> EXERCISE GOAL: Reply with nothing except the number of lines that contain the word "桃園國際機場".

> RAW DATA:

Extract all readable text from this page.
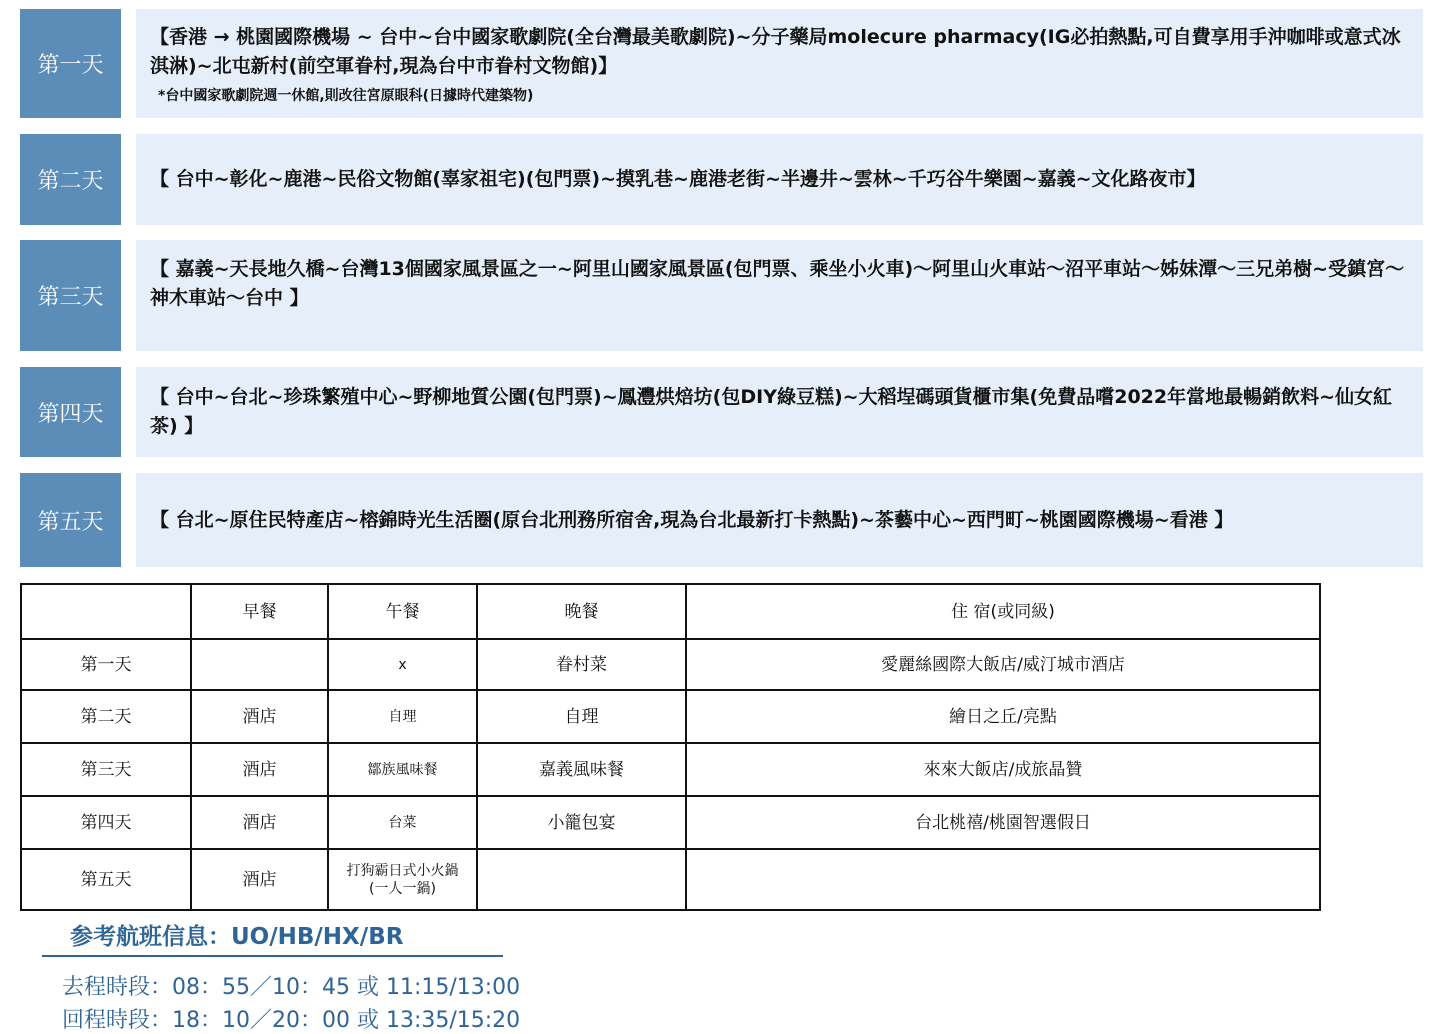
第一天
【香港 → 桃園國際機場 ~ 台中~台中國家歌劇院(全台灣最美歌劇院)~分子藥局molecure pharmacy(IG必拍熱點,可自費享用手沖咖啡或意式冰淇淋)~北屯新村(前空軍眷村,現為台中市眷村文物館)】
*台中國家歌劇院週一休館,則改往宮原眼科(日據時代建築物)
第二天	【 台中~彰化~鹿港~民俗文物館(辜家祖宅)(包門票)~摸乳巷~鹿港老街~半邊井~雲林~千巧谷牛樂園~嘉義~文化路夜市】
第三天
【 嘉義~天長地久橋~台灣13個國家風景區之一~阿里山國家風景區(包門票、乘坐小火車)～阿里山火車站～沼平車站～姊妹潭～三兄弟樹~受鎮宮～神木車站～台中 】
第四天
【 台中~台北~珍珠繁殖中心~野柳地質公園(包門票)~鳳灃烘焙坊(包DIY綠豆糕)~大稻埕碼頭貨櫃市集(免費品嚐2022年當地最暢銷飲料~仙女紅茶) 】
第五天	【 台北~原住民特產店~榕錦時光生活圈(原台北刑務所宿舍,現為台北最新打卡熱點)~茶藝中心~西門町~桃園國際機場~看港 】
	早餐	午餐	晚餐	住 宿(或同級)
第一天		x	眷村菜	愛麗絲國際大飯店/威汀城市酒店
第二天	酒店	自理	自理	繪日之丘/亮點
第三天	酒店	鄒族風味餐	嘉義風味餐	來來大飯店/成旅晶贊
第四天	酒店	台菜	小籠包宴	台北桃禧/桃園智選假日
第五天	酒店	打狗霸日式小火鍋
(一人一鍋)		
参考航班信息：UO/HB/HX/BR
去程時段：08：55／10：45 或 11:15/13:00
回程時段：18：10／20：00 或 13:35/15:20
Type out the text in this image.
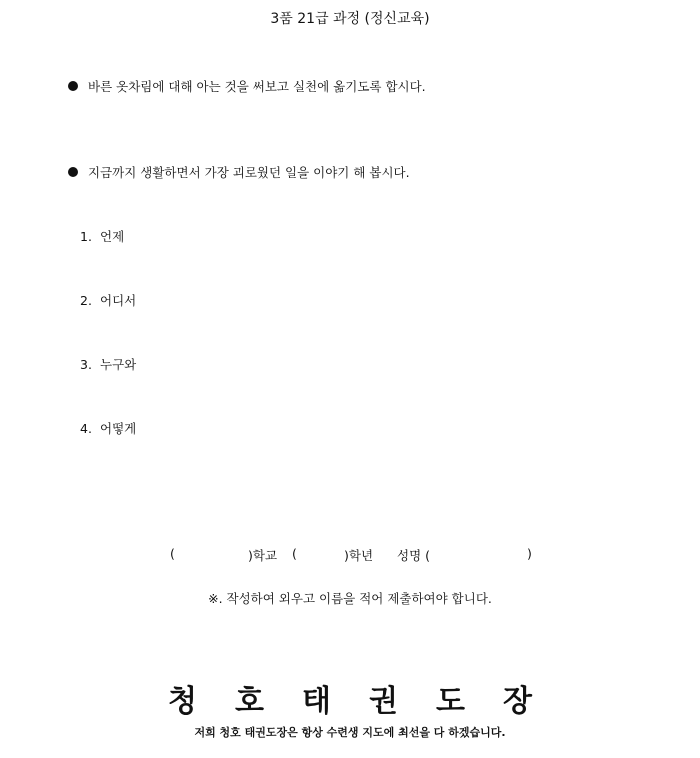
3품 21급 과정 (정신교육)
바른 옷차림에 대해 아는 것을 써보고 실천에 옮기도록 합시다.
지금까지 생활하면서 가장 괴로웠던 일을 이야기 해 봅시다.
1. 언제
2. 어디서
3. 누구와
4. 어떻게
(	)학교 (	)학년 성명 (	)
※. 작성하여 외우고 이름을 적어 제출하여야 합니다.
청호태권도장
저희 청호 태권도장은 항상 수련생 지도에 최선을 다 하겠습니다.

> ANSWER TO THE TASK: 2